→ **TASK INSTRUCTIONS**
Wherever a line holds the word "Musa", copy that line out.

Stored records:

:::

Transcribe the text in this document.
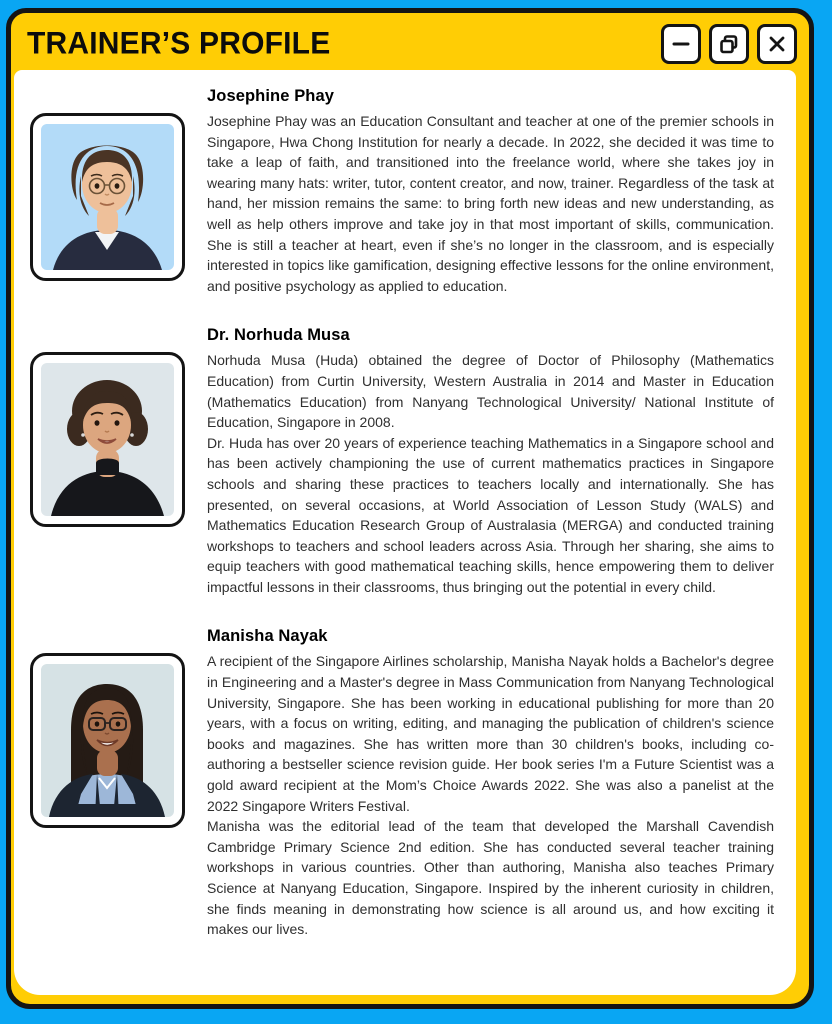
TRAINER’S PROFILE
Josephine Phay

Josephine Phay was an Education Consultant and teacher at one of the premier schools in Singapore, Hwa Chong Institution for nearly a decade. In 2022, she decided it was time to take a leap of faith, and transitioned into the freelance world, where she takes joy in wearing many hats: writer, tutor, content creator, and now, trainer. Regardless of the task at hand, her mission remains the same: to bring forth new ideas and new understanding, as well as help others improve and take joy in that most important of skills, communication. She is still a teacher at heart, even if she’s no longer in the classroom, and is especially interested in topics like gamification, designing effective lessons for the online environment, and positive psychology as applied to education.

Dr. Norhuda Musa

Norhuda Musa (Huda) obtained the degree of Doctor of Philosophy (Mathematics Education) from Curtin University, Western Australia in 2014 and Master in Education (Mathematics Education) from Nanyang Technological University/ National Institute of Education, Singapore in 2008.

Dr. Huda has over 20 years of experience teaching Mathematics in a Singapore school and has been actively championing the use of current mathematics practices in Singapore schools and sharing these practices to teachers locally and internationally. She has presented, on several occasions, at World Association of Lesson Study (WALS) and Mathematics Education Research Group of Australasia (MERGA) and conducted training workshops to teachers and school leaders across Asia. Through her sharing, she aims to equip teachers with good mathematical teaching skills, hence empowering them to deliver impactful lessons in their classrooms, thus bringing out the potential in every child.

Manisha Nayak

A recipient of the Singapore Airlines scholarship, Manisha Nayak holds a Bachelor's degree in Engineering and a Master's degree in Mass Communication from Nanyang Technological University, Singapore. She has been working in educational publishing for more than 20 years, with a focus on writing, editing, and managing the publication of children's science books and magazines. She has written more than 30 children's books, including co-authoring a bestseller science revision guide. Her book series I'm a Future Scientist was a gold award recipient at the Mom’s Choice Awards 2022. She was also a panelist at the 2022 Singapore Writers Festival.

Manisha was the editorial lead of the team that developed the Marshall Cavendish Cambridge Primary Science 2nd edition. She has conducted several teacher training workshops in various countries. Other than authoring, Manisha also teaches Primary Science at Nanyang Education, Singapore. Inspired by the inherent curiosity in children, she finds meaning in demonstrating how science is all around us, and how exciting it makes our lives.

:::

→ **SOLVED EXERCISE**
Dr. Norhuda Musa
Norhuda Musa (Huda) obtained the degree of Doctor of Philosophy (Mathematics Education) from Curtin University, Western Australia in 2014 and Master in Education (Mathematics Education) from Nanyang Technological University/ National Institute of Education, Singapore in 2008.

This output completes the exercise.